Search the records below for the word "color". Pull out each line that has it.

□ □ □ □ □

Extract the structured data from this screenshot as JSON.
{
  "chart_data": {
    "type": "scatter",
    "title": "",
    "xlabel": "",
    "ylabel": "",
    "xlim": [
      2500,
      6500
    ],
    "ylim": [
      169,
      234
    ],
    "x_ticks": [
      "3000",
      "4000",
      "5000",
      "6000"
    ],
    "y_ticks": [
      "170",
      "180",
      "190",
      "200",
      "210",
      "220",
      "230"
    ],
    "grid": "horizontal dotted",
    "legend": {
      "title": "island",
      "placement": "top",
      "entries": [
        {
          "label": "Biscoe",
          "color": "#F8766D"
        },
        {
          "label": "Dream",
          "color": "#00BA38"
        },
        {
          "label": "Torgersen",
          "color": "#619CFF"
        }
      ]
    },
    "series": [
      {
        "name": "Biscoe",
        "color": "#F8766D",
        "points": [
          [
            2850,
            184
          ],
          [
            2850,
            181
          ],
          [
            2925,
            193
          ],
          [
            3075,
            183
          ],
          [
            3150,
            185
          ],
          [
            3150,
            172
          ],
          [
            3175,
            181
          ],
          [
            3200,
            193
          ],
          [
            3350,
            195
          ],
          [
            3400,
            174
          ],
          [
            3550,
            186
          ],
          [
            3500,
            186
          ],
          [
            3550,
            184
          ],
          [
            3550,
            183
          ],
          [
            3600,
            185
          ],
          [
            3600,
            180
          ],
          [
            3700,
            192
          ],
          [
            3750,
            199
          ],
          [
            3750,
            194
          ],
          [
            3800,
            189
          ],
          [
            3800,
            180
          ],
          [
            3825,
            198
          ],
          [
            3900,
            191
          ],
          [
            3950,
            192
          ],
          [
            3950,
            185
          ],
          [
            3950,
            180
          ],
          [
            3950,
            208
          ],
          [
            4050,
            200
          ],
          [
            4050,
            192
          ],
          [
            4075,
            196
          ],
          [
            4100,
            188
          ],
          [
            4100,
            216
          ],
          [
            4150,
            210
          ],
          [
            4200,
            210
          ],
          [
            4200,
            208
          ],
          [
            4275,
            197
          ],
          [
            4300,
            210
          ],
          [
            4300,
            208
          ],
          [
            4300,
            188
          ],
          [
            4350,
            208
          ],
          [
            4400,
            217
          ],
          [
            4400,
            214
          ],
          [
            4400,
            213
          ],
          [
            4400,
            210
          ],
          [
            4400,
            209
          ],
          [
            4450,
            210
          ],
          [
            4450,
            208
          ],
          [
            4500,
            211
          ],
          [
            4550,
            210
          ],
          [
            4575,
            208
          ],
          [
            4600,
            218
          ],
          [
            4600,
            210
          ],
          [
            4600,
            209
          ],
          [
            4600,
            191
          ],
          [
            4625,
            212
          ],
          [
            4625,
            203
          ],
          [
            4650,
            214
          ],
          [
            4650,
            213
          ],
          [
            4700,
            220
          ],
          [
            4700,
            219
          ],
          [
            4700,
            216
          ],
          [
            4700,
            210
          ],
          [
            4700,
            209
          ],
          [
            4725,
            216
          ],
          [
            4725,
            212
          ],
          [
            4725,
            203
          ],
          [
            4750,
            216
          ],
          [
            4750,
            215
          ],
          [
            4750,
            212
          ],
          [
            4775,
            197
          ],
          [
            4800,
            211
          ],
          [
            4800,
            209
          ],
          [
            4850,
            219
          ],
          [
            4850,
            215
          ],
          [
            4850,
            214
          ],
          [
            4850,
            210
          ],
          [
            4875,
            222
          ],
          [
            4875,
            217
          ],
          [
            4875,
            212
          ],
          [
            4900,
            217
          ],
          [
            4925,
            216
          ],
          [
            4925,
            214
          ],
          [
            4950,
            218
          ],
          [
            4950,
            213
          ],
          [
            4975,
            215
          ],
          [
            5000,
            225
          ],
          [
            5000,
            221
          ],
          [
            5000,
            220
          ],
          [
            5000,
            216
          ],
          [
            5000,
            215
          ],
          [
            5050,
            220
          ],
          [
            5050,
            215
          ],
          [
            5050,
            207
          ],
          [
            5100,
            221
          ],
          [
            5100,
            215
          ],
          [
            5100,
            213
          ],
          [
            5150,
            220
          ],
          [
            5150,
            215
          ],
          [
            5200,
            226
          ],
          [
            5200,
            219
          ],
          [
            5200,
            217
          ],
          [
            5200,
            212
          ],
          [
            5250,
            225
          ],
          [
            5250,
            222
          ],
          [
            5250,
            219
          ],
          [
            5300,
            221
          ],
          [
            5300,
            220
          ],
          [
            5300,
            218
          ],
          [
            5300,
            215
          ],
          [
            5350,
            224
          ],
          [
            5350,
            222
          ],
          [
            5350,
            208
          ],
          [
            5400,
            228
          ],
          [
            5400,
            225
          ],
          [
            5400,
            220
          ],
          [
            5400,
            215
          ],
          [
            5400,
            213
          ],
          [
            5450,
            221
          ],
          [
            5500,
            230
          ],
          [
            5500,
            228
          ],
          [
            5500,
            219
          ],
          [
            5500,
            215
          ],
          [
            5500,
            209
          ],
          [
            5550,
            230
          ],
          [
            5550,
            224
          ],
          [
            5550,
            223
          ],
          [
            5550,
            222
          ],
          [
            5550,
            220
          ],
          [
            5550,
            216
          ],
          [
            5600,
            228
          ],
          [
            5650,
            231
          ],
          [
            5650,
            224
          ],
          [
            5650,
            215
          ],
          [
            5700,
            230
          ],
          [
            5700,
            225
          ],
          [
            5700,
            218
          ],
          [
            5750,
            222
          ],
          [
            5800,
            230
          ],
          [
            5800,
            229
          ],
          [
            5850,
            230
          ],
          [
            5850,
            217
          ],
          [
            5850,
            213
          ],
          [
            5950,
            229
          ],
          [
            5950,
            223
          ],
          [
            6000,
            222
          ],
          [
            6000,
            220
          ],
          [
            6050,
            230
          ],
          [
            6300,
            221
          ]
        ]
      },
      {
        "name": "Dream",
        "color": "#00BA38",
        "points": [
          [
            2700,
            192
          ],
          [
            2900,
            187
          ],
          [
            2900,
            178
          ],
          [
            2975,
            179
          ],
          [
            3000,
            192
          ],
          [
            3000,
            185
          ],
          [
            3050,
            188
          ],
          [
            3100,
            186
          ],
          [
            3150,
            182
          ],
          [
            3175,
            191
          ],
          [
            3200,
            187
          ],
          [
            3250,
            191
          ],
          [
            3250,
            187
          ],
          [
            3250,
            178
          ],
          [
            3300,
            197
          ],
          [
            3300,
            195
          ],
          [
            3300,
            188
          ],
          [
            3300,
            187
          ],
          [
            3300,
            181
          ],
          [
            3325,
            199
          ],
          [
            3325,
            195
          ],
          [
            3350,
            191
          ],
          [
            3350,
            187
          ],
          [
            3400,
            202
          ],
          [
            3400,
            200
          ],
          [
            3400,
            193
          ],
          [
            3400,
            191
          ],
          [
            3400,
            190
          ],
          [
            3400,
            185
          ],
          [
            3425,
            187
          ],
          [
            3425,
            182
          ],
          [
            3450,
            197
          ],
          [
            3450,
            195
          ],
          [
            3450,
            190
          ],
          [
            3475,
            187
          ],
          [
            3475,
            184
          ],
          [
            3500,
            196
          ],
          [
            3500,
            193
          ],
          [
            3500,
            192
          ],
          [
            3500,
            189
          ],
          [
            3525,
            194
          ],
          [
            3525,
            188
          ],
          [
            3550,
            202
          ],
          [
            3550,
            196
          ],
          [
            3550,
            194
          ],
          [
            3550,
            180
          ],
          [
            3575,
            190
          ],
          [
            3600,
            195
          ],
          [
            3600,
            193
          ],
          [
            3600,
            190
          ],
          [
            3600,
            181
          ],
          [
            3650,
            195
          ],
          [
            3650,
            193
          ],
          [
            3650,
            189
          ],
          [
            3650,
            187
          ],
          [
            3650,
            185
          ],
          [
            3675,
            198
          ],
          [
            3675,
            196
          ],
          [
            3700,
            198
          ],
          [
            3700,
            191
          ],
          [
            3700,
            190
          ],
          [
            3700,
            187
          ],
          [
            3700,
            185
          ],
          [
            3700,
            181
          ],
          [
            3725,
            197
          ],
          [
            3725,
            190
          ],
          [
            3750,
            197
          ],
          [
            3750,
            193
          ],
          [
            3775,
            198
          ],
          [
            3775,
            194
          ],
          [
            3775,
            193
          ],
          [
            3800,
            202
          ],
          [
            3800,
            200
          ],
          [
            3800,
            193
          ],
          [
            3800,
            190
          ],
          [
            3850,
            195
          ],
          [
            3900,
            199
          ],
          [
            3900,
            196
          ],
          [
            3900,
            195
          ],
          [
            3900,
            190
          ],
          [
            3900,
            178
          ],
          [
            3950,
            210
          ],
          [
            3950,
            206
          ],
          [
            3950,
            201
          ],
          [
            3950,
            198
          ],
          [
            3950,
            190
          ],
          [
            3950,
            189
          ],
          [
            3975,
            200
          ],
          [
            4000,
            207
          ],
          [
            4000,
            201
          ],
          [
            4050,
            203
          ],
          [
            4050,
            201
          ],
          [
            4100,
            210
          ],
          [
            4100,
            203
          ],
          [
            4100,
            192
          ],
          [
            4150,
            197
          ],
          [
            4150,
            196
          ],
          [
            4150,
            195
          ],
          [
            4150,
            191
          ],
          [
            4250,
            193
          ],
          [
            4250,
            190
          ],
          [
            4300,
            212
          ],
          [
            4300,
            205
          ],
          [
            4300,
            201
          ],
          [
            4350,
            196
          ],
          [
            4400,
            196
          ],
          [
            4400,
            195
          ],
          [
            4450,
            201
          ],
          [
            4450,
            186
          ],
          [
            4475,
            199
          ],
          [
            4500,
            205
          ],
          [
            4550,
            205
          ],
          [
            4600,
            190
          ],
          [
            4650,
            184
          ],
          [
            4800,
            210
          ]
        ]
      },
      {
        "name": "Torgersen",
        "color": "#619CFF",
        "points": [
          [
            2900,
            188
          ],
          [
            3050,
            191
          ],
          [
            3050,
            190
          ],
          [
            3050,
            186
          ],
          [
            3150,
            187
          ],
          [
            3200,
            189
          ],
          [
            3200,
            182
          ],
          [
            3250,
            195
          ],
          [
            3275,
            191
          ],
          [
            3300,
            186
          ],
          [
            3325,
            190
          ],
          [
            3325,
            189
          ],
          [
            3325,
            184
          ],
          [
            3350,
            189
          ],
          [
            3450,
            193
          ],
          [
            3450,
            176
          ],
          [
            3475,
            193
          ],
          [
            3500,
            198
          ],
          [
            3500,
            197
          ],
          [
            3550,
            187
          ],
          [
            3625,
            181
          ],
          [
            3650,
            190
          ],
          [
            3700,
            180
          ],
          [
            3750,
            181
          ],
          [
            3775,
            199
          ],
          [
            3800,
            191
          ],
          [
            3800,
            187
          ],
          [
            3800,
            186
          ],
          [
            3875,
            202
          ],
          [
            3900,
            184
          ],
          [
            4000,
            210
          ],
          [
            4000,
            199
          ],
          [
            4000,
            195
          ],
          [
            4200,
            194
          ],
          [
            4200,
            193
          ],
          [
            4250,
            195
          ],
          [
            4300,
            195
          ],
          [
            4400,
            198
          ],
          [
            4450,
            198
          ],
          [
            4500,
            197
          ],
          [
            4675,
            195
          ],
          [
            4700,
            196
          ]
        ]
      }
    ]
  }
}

□ □ □ □ □

Full output.
          "color": "#F8766D"
          "color": "#00BA38"
          "color": "#619CFF"
        "color": "#F8766D",
        "color": "#00BA38",
        "color": "#619CFF",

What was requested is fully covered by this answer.